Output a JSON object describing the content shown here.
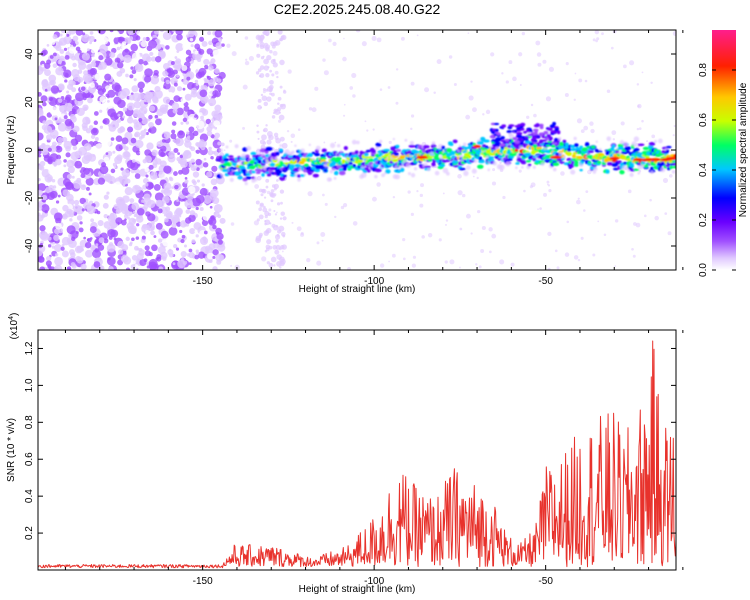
{
  "figure_title": "C2E2.2025.245.08.40.G22",
  "chart_data": [
    {
      "type": "heatmap",
      "title": "C2E2.2025.245.08.40.G22",
      "xlabel": "Height of straight line (km)",
      "ylabel": "Frequency (Hz)",
      "xlim": [
        -198,
        -12
      ],
      "ylim": [
        -50,
        50
      ],
      "xticks": [
        -150,
        -100,
        -50
      ],
      "yticks": [
        -40,
        -20,
        0,
        20,
        40
      ],
      "xtick_labels": [
        "-150",
        "-100",
        "-50"
      ],
      "ytick_labels": [
        "-40",
        "-20",
        "0",
        "20",
        "40"
      ],
      "colorbar": {
        "label": "Normalized spectral amplitude",
        "range": [
          0,
          0.96
        ],
        "ticks": [
          0.0,
          0.2,
          0.4,
          0.6,
          0.8
        ],
        "tick_labels": [
          "0.0",
          "0.2",
          "0.4",
          "0.6",
          "0.8"
        ],
        "colors": [
          "#ffffff",
          "#e0c8ff",
          "#a050ff",
          "#6a00ff",
          "#0000ff",
          "#00c8ff",
          "#00ff64",
          "#c8ff00",
          "#ffc800",
          "#ff2000",
          "#ff1e8c"
        ]
      },
      "signal_track": [
        {
          "x": -145,
          "f": -6.5
        },
        {
          "x": -130,
          "f": -5.8
        },
        {
          "x": -115,
          "f": -4.8
        },
        {
          "x": -100,
          "f": -3.8
        },
        {
          "x": -85,
          "f": -2.6
        },
        {
          "x": -72,
          "f": -1.8
        },
        {
          "x": -60,
          "f": -0.5
        },
        {
          "x": -50,
          "f": 0
        },
        {
          "x": -40,
          "f": -2.5
        },
        {
          "x": -30,
          "f": -3.2
        },
        {
          "x": -12,
          "f": -3.8
        }
      ],
      "noise_region_xmax": -144
    },
    {
      "type": "line",
      "xlabel": "Height of straight line (km)",
      "ylabel": "SNR (10 * v/v)",
      "scale_label": "(x10",
      "scale_exponent": "4",
      "scale_suffix": ")",
      "xlim": [
        -198,
        -12
      ],
      "ylim": [
        0,
        1.3
      ],
      "xticks": [
        -150,
        -100,
        -50
      ],
      "yticks": [
        0.2,
        0.4,
        0.6,
        0.8,
        1.0,
        1.2
      ],
      "xtick_labels": [
        "-150",
        "-100",
        "-50"
      ],
      "ytick_labels": [
        "0.2",
        "0.4",
        "0.6",
        "0.8",
        "1.0",
        "1.2"
      ],
      "series": [
        {
          "name": "SNR",
          "color": "#e8322c",
          "envelope": [
            {
              "x": -198,
              "y": 0.03
            },
            {
              "x": -144,
              "y": 0.03
            },
            {
              "x": -141,
              "y": 0.12
            },
            {
              "x": -130,
              "y": 0.12
            },
            {
              "x": -118,
              "y": 0.05
            },
            {
              "x": -108,
              "y": 0.11
            },
            {
              "x": -100,
              "y": 0.28
            },
            {
              "x": -96,
              "y": 0.44
            },
            {
              "x": -93,
              "y": 0.56
            },
            {
              "x": -88,
              "y": 0.44
            },
            {
              "x": -82,
              "y": 0.38
            },
            {
              "x": -77,
              "y": 0.55
            },
            {
              "x": -72,
              "y": 0.48
            },
            {
              "x": -66,
              "y": 0.4
            },
            {
              "x": -61,
              "y": 0.17
            },
            {
              "x": -57,
              "y": 0.13
            },
            {
              "x": -53,
              "y": 0.22
            },
            {
              "x": -50,
              "y": 0.55
            },
            {
              "x": -45,
              "y": 0.62
            },
            {
              "x": -40,
              "y": 0.75
            },
            {
              "x": -35,
              "y": 0.82
            },
            {
              "x": -30,
              "y": 0.85
            },
            {
              "x": -27,
              "y": 0.72
            },
            {
              "x": -21,
              "y": 0.95
            },
            {
              "x": -19,
              "y": 1.28
            },
            {
              "x": -16,
              "y": 0.8
            },
            {
              "x": -12,
              "y": 0.8
            }
          ]
        }
      ]
    }
  ]
}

SET EXERCISE: Write the records out again in full, exactly, and skip every picture.

ANSWER TO THE TASK:
Output a JSON object describing the content shown here.
{
  "figure_title": "C2E2.2025.245.08.40.G22",
  "chart_data": [
    {
      "type": "heatmap",
      "title": "C2E2.2025.245.08.40.G22",
      "xlabel": "Height of straight line (km)",
      "ylabel": "Frequency (Hz)",
      "xlim": [
        -198,
        -12
      ],
      "ylim": [
        -50,
        50
      ],
      "xticks": [
        -150,
        -100,
        -50
      ],
      "yticks": [
        -40,
        -20,
        0,
        20,
        40
      ],
      "xtick_labels": [
        "-150",
        "-100",
        "-50"
      ],
      "ytick_labels": [
        "-40",
        "-20",
        "0",
        "20",
        "40"
      ],
      "colorbar": {
        "label": "Normalized spectral amplitude",
        "range": [
          0,
          0.96
        ],
        "ticks": [
          0.0,
          0.2,
          0.4,
          0.6,
          0.8
        ],
        "tick_labels": [
          "0.0",
          "0.2",
          "0.4",
          "0.6",
          "0.8"
        ],
        "colors": [
          "#ffffff",
          "#e0c8ff",
          "#a050ff",
          "#6a00ff",
          "#0000ff",
          "#00c8ff",
          "#00ff64",
          "#c8ff00",
          "#ffc800",
          "#ff2000",
          "#ff1e8c"
        ]
      },
      "signal_track": [
        {
          "x": -145,
          "f": -6.5
        },
        {
          "x": -130,
          "f": -5.8
        },
        {
          "x": -115,
          "f": -4.8
        },
        {
          "x": -100,
          "f": -3.8
        },
        {
          "x": -85,
          "f": -2.6
        },
        {
          "x": -72,
          "f": -1.8
        },
        {
          "x": -60,
          "f": -0.5
        },
        {
          "x": -50,
          "f": 0
        },
        {
          "x": -40,
          "f": -2.5
        },
        {
          "x": -30,
          "f": -3.2
        },
        {
          "x": -12,
          "f": -3.8
        }
      ],
      "noise_region_xmax": -144
    },
    {
      "type": "line",
      "xlabel": "Height of straight line (km)",
      "ylabel": "SNR (10 * v/v)",
      "scale_label": "(x10",
      "scale_exponent": "4",
      "scale_suffix": ")",
      "xlim": [
        -198,
        -12
      ],
      "ylim": [
        0,
        1.3
      ],
      "xticks": [
        -150,
        -100,
        -50
      ],
      "yticks": [
        0.2,
        0.4,
        0.6,
        0.8,
        1.0,
        1.2
      ],
      "xtick_labels": [
        "-150",
        "-100",
        "-50"
      ],
      "ytick_labels": [
        "0.2",
        "0.4",
        "0.6",
        "0.8",
        "1.0",
        "1.2"
      ],
      "series": [
        {
          "name": "SNR",
          "color": "#e8322c",
          "envelope": [
            {
              "x": -198,
              "y": 0.03
            },
            {
              "x": -144,
              "y": 0.03
            },
            {
              "x": -141,
              "y": 0.12
            },
            {
              "x": -130,
              "y": 0.12
            },
            {
              "x": -118,
              "y": 0.05
            },
            {
              "x": -108,
              "y": 0.11
            },
            {
              "x": -100,
              "y": 0.28
            },
            {
              "x": -96,
              "y": 0.44
            },
            {
              "x": -93,
              "y": 0.56
            },
            {
              "x": -88,
              "y": 0.44
            },
            {
              "x": -82,
              "y": 0.38
            },
            {
              "x": -77,
              "y": 0.55
            },
            {
              "x": -72,
              "y": 0.48
            },
            {
              "x": -66,
              "y": 0.4
            },
            {
              "x": -61,
              "y": 0.17
            },
            {
              "x": -57,
              "y": 0.13
            },
            {
              "x": -53,
              "y": 0.22
            },
            {
              "x": -50,
              "y": 0.55
            },
            {
              "x": -45,
              "y": 0.62
            },
            {
              "x": -40,
              "y": 0.75
            },
            {
              "x": -35,
              "y": 0.82
            },
            {
              "x": -30,
              "y": 0.85
            },
            {
              "x": -27,
              "y": 0.72
            },
            {
              "x": -21,
              "y": 0.95
            },
            {
              "x": -19,
              "y": 1.28
            },
            {
              "x": -16,
              "y": 0.8
            },
            {
              "x": -12,
              "y": 0.8
            }
          ]
        }
      ]
    }
  ]
}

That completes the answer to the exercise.